● **Exercise description**
Print the complete set of entries exactly.

━━ Supplied material ━━

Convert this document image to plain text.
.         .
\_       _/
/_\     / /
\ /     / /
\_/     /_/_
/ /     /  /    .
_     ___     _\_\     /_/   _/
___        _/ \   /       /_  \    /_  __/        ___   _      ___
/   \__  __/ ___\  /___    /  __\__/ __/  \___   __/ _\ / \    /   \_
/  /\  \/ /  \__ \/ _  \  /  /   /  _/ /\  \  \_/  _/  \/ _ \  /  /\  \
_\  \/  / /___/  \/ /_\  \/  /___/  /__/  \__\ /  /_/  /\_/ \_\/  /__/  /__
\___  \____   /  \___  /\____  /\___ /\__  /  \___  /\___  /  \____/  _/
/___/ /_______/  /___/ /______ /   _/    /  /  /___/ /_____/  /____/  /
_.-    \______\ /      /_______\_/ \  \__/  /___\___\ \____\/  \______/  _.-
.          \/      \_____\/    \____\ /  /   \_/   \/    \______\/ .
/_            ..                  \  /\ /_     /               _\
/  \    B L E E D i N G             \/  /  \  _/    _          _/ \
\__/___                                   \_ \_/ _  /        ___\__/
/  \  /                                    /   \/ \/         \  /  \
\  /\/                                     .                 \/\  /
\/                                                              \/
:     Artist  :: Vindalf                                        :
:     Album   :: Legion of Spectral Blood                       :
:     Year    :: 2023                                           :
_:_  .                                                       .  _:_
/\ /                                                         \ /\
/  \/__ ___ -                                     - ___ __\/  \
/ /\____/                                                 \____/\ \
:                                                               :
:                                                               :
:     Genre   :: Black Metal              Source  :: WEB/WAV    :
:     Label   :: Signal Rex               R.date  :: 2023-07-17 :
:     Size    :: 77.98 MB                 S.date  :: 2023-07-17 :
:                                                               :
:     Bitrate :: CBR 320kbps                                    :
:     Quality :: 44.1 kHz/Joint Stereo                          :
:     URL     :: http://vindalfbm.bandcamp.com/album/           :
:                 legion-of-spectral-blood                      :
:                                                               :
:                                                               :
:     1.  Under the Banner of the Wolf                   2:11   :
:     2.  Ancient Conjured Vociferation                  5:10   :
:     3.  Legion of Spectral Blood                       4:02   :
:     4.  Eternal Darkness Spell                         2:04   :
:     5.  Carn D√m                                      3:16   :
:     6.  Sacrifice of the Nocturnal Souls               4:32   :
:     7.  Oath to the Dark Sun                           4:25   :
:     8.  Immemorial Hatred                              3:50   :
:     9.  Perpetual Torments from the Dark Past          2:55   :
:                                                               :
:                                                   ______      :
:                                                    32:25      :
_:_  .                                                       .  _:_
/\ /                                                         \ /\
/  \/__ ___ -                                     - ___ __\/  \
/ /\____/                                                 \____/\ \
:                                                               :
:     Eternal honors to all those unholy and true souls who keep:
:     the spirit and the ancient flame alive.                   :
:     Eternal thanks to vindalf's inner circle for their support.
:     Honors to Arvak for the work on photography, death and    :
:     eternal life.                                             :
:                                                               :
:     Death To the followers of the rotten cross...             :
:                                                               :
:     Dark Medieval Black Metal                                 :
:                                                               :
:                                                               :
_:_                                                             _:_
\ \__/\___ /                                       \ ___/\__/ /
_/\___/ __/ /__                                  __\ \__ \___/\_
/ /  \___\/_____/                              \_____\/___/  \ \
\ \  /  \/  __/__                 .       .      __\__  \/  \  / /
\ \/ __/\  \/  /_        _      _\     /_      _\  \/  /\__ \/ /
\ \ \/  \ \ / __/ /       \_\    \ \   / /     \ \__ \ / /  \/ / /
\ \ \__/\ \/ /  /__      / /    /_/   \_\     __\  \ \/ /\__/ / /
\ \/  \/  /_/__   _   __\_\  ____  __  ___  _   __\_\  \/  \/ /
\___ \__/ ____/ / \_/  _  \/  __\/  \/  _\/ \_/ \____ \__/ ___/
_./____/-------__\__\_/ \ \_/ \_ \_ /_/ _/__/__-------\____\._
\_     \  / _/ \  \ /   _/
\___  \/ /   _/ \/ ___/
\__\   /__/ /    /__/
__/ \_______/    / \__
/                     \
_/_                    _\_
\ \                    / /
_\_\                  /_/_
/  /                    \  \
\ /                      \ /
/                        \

━━━

● **Task solution**
Convert this document image to plain text.
.         .
\_       _/
/_\     / /
\ /     / /
\_/     /_/_
/ /     /  /    .
_     ___     _\_\     /_/   _/
___        _/ \   /       /_  \    /_  __/        ___   _      ___
/   \__  __/ ___\  /___    /  __\__/ __/  \___   __/ _\ / \    /   \_
/  /\  \/ /  \__ \/ _  \  /  /   /  _/ /\  \  \_/  _/  \/ _ \  /  /\  \
_\  \/  / /___/  \/ /_\  \/  /___/  /__/  \__\ /  /_/  /\_/ \_\/  /__/  /__
\___  \____   /  \___  /\____  /\___ /\__  /  \___  /\___  /  \____/  _/
/___/ /_______/  /___/ /______ /   _/    /  /  /___/ /_____/  /____/  /
_.-    \______\ /      /_______\_/ \  \__/  /___\___\ \____\/  \______/  _.-
.          \/      \_____\/    \____\ /  /   \_/   \/    \______\/ .
/_            ..                  \  /\ /_     /               _\
/  \    B L E E D i N G             \/  /  \  _/    _          _/ \
\__/___                                   \_ \_/ _  /        ___\__/
/  \  /                                    /   \/ \/         \  /  \
\  /\/                                     .                 \/\  /
\/                                                              \/
:     Artist  :: Vindalf                                        :
:     Album   :: Legion of Spectral Blood                       :
:     Year    :: 2023                                           :
_:_  .                                                       .  _:_
/\ /                                                         \ /\
/  \/__ ___ -                                     - ___ __\/  \
/ /\____/                                                 \____/\ \
:                                                               :
:                                                               :
:     Genre   :: Black Metal              Source  :: WEB/WAV    :
:     Label   :: Signal Rex               R.date  :: 2023-07-17 :
:     Size    :: 77.98 MB                 S.date  :: 2023-07-17 :
:                                                               :
:     Bitrate :: CBR 320kbps                                    :
:     Quality :: 44.1 kHz/Joint Stereo                          :
:     URL     :: http://vindalfbm.bandcamp.com/album/           :
:                 legion-of-spectral-blood                      :
:                                                               :
:                                                               :
:     1.  Under the Banner of the Wolf                   2:11   :
:     2.  Ancient Conjured Vociferation                  5:10   :
:     3.  Legion of Spectral Blood                       4:02   :
:     4.  Eternal Darkness Spell                         2:04   :
:     5.  Carn D√m                                      3:16   :
:     6.  Sacrifice of the Nocturnal Souls               4:32   :
:     7.  Oath to the Dark Sun                           4:25   :
:     8.  Immemorial Hatred                              3:50   :
:     9.  Perpetual Torments from the Dark Past          2:55   :
:                                                               :
:                                                   ______      :
:                                                    32:25      :
_:_  .                                                       .  _:_
/\ /                                                         \ /\
/  \/__ ___ -                                     - ___ __\/  \
/ /\____/                                                 \____/\ \
:                                                               :
:     Eternal honors to all those unholy and true souls who keep:
:     the spirit and the ancient flame alive.                   :
:     Eternal thanks to vindalf's inner circle for their support.
:     Honors to Arvak for the work on photography, death and    :
:     eternal life.                                             :
:                                                               :
:     Death To the followers of the rotten cross...             :
:                                                               :
:     Dark Medieval Black Metal                                 :
:                                                               :
:                                                               :
_:_                                                             _:_
\ \__/\___ /                                       \ ___/\__/ /
_/\___/ __/ /__                                  __\ \__ \___/\_
/ /  \___\/_____/                              \_____\/___/  \ \
\ \  /  \/  __/__                 .       .      __\__  \/  \  / /
\ \/ __/\  \/  /_        _      _\     /_      _\  \/  /\__ \/ /
\ \ \/  \ \ / __/ /       \_\    \ \   / /     \ \__ \ / /  \/ / /
\ \ \__/\ \/ /  /__      / /    /_/   \_\     __\  \ \/ /\__/ / /
\ \/  \/  /_/__   _   __\_\  ____  __  ___  _   __\_\  \/  \/ /
\___ \__/ ____/ / \_/  _  \/  __\/  \/  _\/ \_/ \____ \__/ ___/
_./____/-------__\__\_/ \ \_/ \_ \_ /_/ _/__/__-------\____\._
\_     \  / _/ \  \ /   _/
\___  \/ /   _/ \/ ___/
\__\   /__/ /    /__/
__/ \_______/    / \__
/                     \
_/_                    _\_
\ \                    / /
_\_\                  /_/_
/  /                    \  \
\ /                      \ /
/                        \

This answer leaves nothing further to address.